■ **Your task**: Every line that holds the string "date" is to be identified and copied.

■ **Supplied data**:
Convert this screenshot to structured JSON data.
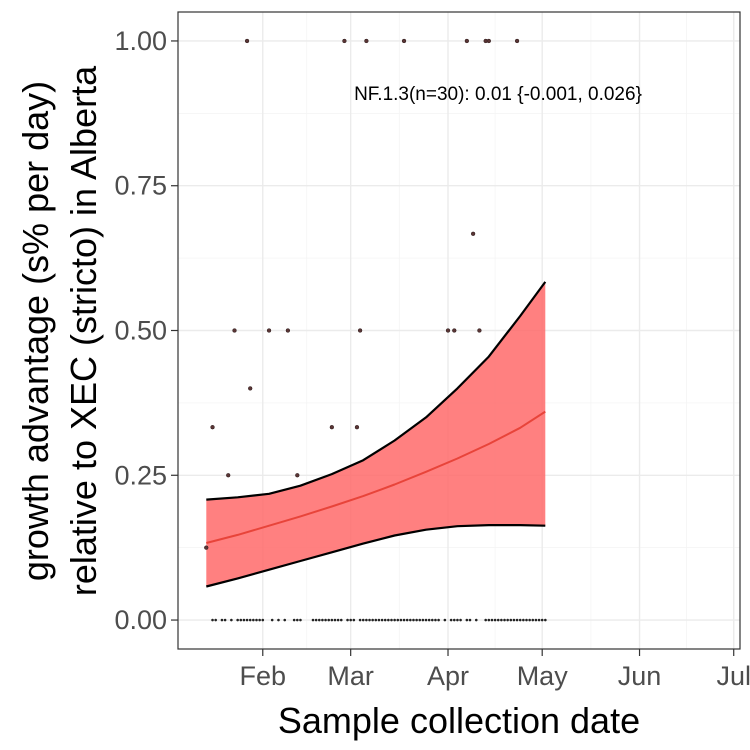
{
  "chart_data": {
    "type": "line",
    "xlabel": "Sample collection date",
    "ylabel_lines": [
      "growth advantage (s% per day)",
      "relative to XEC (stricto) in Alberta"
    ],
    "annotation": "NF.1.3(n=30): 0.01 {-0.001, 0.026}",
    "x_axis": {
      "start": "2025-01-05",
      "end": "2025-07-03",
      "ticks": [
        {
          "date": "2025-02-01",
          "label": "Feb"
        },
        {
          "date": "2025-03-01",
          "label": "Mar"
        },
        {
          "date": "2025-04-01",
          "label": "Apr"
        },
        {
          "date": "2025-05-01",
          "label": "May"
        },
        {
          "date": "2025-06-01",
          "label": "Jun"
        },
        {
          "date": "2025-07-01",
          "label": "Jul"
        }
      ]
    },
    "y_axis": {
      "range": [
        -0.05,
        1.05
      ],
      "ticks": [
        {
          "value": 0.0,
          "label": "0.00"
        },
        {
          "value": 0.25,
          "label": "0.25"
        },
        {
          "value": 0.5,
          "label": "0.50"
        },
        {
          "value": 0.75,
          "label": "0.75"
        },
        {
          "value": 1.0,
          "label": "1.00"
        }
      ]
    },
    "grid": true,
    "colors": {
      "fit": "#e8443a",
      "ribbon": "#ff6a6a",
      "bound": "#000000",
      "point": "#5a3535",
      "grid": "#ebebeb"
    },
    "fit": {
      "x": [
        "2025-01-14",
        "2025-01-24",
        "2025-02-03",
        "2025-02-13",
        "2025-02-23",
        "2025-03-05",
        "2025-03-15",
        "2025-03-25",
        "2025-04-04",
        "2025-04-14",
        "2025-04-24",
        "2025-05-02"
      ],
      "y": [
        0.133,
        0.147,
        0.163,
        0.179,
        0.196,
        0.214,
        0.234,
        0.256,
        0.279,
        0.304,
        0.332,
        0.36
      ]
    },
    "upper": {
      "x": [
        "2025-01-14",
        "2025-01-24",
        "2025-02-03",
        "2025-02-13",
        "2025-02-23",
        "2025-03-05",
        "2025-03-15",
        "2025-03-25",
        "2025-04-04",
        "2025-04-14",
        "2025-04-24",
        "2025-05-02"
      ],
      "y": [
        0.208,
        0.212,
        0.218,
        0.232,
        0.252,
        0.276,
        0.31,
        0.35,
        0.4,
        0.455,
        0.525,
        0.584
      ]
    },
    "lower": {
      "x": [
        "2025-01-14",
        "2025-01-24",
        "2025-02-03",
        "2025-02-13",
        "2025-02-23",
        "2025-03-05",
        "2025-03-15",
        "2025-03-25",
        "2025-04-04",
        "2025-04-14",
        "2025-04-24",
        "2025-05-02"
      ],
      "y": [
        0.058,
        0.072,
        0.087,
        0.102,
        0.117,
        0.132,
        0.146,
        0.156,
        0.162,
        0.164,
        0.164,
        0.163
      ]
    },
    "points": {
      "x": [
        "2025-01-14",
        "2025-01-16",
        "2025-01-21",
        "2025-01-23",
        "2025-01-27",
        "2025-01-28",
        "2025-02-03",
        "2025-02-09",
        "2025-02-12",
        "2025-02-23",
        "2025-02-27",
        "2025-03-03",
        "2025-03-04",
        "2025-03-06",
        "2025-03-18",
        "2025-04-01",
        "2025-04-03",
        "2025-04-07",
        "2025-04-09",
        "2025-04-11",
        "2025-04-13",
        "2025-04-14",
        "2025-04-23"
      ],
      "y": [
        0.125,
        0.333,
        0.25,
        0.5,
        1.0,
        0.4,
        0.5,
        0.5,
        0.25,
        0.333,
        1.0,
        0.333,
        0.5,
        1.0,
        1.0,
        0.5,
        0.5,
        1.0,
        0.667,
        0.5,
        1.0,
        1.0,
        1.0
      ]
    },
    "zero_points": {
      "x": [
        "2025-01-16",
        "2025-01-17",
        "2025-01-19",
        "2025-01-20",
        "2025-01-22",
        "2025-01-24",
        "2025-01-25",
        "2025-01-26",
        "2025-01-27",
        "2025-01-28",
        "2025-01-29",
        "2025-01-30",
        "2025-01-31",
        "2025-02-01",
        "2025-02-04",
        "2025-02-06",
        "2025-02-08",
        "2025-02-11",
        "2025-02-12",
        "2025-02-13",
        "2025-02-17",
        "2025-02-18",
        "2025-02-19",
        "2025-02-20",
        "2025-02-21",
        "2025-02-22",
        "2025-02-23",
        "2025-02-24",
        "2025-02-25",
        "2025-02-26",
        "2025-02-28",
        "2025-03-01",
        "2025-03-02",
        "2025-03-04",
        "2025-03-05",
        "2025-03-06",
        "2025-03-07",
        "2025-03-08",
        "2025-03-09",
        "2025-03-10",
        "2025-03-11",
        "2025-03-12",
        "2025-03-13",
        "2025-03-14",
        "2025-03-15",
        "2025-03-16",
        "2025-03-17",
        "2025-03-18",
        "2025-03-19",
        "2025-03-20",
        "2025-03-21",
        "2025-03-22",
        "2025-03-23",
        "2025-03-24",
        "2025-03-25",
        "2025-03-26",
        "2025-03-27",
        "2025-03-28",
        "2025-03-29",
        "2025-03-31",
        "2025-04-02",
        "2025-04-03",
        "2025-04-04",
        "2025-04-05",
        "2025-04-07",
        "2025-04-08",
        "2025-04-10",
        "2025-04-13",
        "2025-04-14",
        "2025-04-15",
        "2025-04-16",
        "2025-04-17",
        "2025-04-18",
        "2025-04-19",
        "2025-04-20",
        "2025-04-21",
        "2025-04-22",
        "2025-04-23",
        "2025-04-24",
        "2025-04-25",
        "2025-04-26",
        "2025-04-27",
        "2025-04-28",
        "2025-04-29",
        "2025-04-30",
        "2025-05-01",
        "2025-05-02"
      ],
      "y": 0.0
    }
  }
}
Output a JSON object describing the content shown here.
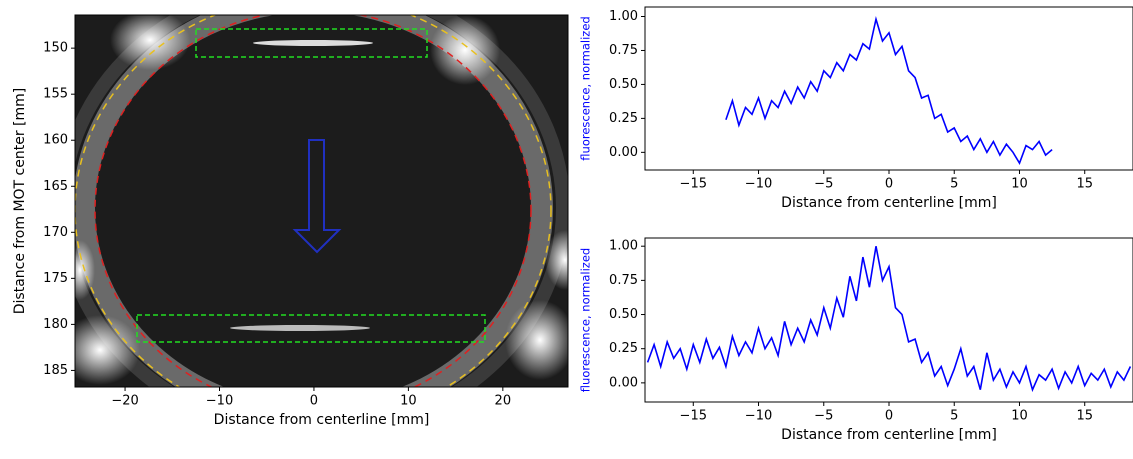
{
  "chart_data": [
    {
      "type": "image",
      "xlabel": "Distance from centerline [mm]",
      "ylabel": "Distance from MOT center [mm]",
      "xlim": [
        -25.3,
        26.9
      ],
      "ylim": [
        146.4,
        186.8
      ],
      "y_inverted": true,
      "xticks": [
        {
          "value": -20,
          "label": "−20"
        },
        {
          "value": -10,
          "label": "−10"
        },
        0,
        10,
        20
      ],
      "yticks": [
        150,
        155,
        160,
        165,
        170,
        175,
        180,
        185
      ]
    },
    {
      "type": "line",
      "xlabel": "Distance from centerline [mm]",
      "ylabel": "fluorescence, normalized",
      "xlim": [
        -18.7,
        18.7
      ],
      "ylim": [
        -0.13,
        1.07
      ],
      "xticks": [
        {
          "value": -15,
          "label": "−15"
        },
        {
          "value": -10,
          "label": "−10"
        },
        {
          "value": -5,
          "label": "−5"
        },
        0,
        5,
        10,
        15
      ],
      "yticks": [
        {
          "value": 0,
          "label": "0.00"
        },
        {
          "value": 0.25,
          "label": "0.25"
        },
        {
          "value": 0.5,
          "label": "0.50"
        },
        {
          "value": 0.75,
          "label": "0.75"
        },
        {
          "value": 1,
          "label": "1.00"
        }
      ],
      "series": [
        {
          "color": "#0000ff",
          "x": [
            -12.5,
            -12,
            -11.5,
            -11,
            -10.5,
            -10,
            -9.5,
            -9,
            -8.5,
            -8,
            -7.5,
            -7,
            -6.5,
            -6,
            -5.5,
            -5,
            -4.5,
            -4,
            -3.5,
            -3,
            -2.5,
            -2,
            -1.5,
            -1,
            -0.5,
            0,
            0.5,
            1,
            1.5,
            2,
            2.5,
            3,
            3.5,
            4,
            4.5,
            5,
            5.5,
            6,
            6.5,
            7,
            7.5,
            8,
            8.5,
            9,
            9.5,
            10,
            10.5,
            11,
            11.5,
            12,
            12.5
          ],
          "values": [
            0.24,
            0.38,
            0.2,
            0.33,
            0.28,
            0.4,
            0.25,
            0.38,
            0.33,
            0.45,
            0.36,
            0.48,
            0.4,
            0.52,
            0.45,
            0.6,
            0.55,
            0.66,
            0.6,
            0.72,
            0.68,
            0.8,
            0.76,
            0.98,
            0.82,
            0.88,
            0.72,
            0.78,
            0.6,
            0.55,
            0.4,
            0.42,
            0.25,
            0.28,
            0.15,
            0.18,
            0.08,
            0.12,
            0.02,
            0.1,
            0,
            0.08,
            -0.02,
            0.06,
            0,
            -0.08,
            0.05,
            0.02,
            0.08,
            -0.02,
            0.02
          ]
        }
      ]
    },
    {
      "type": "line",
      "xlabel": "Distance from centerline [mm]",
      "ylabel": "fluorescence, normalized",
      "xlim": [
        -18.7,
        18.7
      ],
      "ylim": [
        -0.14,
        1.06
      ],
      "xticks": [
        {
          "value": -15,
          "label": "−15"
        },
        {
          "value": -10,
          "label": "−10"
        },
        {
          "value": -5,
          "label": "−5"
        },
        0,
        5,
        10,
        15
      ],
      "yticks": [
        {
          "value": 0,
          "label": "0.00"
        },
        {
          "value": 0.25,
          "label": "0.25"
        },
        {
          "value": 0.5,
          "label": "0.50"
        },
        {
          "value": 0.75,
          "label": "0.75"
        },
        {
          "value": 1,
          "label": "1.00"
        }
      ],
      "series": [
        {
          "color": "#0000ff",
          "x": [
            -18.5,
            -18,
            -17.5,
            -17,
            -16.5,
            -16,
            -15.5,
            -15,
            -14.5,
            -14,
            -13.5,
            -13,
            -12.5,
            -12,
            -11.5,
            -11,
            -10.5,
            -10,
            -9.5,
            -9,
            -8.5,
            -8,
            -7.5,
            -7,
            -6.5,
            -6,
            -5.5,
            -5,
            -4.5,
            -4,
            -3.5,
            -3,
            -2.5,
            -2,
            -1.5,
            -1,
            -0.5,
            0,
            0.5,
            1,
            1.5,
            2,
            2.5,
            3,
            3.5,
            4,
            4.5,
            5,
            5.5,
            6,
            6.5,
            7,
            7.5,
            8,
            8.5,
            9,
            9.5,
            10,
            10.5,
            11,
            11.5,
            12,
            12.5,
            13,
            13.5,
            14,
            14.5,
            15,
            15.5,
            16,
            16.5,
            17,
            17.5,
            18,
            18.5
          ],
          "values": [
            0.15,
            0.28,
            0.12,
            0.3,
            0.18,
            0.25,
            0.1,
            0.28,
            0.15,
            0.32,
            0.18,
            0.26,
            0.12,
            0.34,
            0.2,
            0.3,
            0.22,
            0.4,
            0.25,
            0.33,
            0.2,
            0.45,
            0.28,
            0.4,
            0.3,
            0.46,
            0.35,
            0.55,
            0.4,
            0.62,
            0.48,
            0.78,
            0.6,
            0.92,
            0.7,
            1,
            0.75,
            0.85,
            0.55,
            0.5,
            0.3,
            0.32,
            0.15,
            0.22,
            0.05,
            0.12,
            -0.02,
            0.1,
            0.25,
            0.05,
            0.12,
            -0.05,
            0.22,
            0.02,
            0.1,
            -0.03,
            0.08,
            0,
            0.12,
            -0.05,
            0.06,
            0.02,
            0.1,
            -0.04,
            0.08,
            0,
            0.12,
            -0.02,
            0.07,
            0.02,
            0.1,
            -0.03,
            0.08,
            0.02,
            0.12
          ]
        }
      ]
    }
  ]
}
--
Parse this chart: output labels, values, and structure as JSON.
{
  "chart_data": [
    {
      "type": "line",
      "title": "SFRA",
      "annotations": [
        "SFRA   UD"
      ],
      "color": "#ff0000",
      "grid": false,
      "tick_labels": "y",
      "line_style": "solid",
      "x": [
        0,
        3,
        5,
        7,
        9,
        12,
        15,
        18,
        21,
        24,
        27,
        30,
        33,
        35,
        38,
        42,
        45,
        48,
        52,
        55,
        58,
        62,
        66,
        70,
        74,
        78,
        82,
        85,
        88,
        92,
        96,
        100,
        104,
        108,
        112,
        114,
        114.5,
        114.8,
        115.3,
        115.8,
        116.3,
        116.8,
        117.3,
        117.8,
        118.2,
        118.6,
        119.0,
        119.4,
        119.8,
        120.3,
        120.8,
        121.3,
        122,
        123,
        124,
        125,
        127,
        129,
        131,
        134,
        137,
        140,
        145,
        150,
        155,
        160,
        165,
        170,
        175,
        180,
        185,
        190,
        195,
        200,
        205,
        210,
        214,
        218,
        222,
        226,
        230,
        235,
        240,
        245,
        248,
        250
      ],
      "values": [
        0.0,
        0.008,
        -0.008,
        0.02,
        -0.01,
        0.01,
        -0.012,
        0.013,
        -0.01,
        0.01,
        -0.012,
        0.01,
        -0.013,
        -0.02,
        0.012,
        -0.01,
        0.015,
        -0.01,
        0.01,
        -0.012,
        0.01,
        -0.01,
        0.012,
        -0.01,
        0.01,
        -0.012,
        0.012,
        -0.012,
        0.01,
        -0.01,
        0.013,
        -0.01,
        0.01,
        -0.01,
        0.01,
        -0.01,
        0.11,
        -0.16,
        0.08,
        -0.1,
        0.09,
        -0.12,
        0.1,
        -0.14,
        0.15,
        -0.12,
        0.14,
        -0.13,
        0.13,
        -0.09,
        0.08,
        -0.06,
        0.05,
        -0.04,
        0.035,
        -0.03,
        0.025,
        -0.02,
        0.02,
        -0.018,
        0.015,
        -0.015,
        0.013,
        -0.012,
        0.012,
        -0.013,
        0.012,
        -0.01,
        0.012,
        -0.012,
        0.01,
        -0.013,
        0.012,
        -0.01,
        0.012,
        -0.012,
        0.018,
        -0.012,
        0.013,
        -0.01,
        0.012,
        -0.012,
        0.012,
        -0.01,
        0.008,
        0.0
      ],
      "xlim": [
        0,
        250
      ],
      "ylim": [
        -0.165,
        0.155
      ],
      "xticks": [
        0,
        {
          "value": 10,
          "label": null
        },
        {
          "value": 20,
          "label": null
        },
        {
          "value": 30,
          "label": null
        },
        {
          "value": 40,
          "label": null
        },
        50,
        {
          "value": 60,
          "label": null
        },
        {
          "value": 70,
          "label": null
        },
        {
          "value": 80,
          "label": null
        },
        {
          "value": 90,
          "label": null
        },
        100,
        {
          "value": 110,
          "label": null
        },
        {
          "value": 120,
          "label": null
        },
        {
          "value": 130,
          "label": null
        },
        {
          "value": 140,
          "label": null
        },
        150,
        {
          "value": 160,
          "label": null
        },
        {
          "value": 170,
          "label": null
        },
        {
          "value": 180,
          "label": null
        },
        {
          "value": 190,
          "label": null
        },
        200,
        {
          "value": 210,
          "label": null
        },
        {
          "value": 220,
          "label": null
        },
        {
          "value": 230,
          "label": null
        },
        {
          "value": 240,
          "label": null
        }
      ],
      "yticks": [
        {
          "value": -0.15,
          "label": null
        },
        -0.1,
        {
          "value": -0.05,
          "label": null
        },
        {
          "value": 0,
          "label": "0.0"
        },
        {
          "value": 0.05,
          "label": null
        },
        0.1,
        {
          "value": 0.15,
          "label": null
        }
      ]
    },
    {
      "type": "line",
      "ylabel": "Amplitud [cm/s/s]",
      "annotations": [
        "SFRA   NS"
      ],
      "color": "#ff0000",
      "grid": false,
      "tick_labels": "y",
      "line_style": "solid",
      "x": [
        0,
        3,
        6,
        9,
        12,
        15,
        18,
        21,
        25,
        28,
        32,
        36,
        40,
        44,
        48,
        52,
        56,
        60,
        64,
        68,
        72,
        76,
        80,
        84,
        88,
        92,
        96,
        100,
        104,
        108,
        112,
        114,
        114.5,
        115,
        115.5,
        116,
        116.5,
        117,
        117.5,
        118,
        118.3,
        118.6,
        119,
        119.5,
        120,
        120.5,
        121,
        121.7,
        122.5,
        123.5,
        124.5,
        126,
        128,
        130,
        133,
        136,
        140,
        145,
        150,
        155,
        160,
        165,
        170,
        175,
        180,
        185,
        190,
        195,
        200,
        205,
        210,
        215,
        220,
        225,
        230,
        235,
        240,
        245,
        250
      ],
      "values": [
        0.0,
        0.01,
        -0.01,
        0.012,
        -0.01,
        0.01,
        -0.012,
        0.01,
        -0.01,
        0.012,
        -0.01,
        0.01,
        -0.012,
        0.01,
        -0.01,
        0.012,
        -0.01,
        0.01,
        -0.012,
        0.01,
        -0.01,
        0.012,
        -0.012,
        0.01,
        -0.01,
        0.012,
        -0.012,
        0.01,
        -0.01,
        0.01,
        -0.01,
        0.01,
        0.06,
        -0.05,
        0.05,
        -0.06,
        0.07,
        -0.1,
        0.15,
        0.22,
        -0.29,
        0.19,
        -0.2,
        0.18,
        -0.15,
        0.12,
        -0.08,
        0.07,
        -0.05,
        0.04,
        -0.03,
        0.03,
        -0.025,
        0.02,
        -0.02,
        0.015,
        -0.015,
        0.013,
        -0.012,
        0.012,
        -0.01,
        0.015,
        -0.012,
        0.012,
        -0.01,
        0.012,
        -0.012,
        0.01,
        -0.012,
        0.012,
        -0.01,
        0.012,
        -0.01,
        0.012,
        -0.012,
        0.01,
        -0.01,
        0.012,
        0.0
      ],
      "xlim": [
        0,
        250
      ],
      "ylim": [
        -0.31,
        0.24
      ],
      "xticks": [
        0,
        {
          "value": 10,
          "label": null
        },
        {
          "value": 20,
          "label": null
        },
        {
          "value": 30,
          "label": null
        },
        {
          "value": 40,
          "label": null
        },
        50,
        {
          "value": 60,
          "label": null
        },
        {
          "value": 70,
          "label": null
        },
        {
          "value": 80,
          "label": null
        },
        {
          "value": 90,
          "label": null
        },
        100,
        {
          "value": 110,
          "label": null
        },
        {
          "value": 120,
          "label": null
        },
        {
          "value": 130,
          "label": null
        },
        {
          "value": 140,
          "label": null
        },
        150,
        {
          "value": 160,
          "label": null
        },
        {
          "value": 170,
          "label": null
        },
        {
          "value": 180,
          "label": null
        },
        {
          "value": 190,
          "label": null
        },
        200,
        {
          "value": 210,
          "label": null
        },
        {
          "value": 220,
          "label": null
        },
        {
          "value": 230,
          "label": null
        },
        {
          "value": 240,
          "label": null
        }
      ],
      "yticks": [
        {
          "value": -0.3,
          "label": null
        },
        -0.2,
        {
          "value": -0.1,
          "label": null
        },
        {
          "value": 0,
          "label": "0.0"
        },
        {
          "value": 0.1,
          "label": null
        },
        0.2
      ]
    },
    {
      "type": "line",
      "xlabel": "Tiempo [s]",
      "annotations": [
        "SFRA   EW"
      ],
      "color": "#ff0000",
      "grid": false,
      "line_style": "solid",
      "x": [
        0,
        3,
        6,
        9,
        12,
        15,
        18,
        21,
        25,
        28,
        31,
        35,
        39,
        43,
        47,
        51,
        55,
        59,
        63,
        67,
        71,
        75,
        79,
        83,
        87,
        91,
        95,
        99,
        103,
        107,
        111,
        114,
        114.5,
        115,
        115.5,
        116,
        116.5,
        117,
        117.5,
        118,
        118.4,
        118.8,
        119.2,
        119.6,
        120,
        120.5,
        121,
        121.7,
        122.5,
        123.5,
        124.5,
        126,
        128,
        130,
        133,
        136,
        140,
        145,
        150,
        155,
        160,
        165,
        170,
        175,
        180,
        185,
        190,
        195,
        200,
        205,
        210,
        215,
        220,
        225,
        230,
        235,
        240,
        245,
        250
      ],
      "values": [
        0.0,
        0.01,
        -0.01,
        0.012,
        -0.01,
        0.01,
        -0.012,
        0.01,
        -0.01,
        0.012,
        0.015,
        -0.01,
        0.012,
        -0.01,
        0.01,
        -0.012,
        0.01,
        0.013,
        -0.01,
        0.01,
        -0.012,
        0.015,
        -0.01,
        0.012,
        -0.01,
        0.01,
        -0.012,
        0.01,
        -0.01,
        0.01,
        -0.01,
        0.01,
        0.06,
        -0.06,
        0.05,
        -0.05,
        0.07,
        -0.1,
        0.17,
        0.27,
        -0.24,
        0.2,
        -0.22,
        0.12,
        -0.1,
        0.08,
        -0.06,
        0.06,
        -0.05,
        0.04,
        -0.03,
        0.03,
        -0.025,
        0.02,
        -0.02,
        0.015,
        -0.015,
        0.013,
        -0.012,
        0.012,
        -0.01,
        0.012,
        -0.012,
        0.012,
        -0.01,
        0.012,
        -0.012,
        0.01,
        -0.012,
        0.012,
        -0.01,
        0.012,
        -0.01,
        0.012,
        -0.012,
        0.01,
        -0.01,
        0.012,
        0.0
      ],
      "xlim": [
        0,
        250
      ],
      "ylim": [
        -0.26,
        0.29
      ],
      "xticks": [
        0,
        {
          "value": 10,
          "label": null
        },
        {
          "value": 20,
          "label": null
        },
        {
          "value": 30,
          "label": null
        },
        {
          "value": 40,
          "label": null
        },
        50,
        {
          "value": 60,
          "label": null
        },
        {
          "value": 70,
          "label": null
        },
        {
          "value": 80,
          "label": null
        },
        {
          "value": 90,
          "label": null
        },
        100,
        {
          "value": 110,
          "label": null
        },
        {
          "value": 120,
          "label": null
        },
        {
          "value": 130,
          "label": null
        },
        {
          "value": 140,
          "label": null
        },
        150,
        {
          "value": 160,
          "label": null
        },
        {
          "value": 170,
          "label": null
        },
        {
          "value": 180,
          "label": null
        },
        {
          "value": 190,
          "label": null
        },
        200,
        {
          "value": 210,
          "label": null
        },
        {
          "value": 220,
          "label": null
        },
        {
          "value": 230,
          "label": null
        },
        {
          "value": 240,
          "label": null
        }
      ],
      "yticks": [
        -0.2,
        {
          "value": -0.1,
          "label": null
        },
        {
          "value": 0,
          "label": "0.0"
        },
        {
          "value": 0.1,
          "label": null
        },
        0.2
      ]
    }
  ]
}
==
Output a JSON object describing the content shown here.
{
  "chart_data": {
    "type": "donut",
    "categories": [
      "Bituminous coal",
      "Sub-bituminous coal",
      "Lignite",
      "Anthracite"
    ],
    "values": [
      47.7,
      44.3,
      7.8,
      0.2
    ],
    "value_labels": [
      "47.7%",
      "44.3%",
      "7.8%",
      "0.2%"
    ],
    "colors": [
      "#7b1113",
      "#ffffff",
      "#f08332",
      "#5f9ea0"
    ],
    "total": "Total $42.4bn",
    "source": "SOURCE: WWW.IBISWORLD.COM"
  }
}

■ **Answer for the task**:
    "xlabel": "Sample collection date",
          "date": "2025-02-01",
          "date": "2025-03-01",
          "date": "2025-04-01",
          "date": "2025-05-01",
          "date": "2025-06-01",
          "date": "2025-07-01",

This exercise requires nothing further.